§ Task details: Going through the material below, please gather all lines with the word "skycademy" in them.

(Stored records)
===============

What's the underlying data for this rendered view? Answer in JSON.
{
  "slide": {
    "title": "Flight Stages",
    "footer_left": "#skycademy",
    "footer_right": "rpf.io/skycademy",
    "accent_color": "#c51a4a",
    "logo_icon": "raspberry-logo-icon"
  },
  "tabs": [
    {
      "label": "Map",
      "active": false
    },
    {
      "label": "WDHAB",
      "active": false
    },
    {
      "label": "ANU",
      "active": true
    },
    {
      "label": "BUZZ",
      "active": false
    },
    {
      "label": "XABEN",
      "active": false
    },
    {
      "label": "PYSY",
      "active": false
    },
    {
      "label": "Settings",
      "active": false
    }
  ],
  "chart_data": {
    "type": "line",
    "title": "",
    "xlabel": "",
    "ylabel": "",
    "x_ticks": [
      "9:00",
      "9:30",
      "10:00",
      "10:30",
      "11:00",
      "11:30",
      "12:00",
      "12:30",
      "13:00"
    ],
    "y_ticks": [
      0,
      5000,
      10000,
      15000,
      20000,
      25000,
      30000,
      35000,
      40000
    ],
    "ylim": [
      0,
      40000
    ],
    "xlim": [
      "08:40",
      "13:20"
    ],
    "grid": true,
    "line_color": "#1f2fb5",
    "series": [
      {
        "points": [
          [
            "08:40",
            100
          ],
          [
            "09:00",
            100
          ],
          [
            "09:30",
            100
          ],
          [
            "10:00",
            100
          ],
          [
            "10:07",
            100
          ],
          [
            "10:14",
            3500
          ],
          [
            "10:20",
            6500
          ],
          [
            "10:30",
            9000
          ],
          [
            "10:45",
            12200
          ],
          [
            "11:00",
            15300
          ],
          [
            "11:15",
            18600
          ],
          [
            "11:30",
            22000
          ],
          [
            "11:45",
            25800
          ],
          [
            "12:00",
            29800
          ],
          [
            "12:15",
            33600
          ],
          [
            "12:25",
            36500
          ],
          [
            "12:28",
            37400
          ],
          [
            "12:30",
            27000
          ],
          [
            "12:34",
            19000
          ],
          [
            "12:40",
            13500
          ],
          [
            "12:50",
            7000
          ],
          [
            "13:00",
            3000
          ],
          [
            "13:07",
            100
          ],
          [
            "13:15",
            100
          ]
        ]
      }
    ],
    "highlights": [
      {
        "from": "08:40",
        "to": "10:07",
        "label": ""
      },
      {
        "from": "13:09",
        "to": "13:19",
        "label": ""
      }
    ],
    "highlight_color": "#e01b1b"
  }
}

===============

§ Exercise answer:
    "footer_left": "#skycademy",
    "footer_right": "rpf.io/skycademy",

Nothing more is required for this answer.